Reproduce the records below exactly, leaving out any pictures.

Data records:
--

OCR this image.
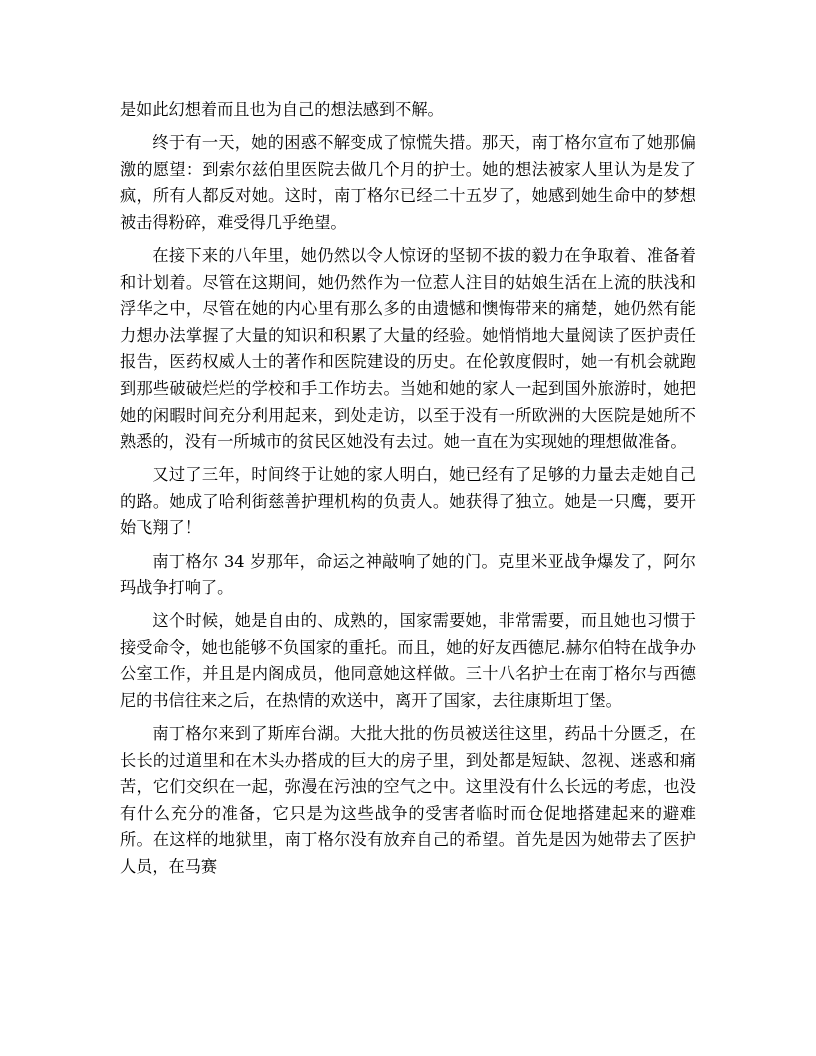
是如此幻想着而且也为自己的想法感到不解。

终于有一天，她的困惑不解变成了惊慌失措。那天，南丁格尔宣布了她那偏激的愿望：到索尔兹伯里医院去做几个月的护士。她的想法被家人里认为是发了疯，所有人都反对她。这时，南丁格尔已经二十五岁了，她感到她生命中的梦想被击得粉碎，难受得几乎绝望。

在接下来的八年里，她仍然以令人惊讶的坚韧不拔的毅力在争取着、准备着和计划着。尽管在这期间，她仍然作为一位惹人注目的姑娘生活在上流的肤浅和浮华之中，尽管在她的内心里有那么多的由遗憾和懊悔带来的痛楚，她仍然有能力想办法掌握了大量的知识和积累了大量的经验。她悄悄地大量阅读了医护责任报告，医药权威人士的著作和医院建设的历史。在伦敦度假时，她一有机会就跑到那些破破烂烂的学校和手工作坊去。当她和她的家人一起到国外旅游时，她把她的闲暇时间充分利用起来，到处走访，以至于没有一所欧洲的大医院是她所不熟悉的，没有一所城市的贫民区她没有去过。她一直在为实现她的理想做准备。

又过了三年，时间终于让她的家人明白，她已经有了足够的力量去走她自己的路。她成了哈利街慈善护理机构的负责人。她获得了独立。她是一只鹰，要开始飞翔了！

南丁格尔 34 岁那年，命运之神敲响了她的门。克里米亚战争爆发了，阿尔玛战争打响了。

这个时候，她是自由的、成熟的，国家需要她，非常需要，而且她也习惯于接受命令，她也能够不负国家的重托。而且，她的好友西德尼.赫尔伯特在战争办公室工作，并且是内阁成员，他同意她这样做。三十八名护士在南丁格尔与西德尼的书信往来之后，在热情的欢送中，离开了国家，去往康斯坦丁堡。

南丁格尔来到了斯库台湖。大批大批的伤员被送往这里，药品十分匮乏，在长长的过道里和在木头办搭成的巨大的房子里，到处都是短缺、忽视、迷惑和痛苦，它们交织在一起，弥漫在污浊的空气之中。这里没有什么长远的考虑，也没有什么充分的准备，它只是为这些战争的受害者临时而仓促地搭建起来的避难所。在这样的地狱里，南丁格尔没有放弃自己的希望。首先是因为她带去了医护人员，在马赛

--

• _EXERCISE RESULT_:
OCR this image.
是如此幻想着而且也为自己的想法感到不解。

终于有一天，她的困惑不解变成了惊慌失措。那天，南丁格尔宣布了她那偏激的愿望：到索尔兹伯里医院去做几个月的护士。她的想法被家人里认为是发了疯，所有人都反对她。这时，南丁格尔已经二十五岁了，她感到她生命中的梦想被击得粉碎，难受得几乎绝望。

在接下来的八年里，她仍然以令人惊讶的坚韧不拔的毅力在争取着、准备着和计划着。尽管在这期间，她仍然作为一位惹人注目的姑娘生活在上流的肤浅和浮华之中，尽管在她的内心里有那么多的由遗憾和懊悔带来的痛楚，她仍然有能力想办法掌握了大量的知识和积累了大量的经验。她悄悄地大量阅读了医护责任报告，医药权威人士的著作和医院建设的历史。在伦敦度假时，她一有机会就跑到那些破破烂烂的学校和手工作坊去。当她和她的家人一起到国外旅游时，她把她的闲暇时间充分利用起来，到处走访，以至于没有一所欧洲的大医院是她所不熟悉的，没有一所城市的贫民区她没有去过。她一直在为实现她的理想做准备。

又过了三年，时间终于让她的家人明白，她已经有了足够的力量去走她自己的路。她成了哈利街慈善护理机构的负责人。她获得了独立。她是一只鹰，要开始飞翔了！

南丁格尔 34 岁那年，命运之神敲响了她的门。克里米亚战争爆发了，阿尔玛战争打响了。

这个时候，她是自由的、成熟的，国家需要她，非常需要，而且她也习惯于接受命令，她也能够不负国家的重托。而且，她的好友西德尼.赫尔伯特在战争办公室工作，并且是内阁成员，他同意她这样做。三十八名护士在南丁格尔与西德尼的书信往来之后，在热情的欢送中，离开了国家，去往康斯坦丁堡。

南丁格尔来到了斯库台湖。大批大批的伤员被送往这里，药品十分匮乏，在长长的过道里和在木头办搭成的巨大的房子里，到处都是短缺、忽视、迷惑和痛苦，它们交织在一起，弥漫在污浊的空气之中。这里没有什么长远的考虑，也没有什么充分的准备，它只是为这些战争的受害者临时而仓促地搭建起来的避难所。在这样的地狱里，南丁格尔没有放弃自己的希望。首先是因为她带去了医护人员，在马赛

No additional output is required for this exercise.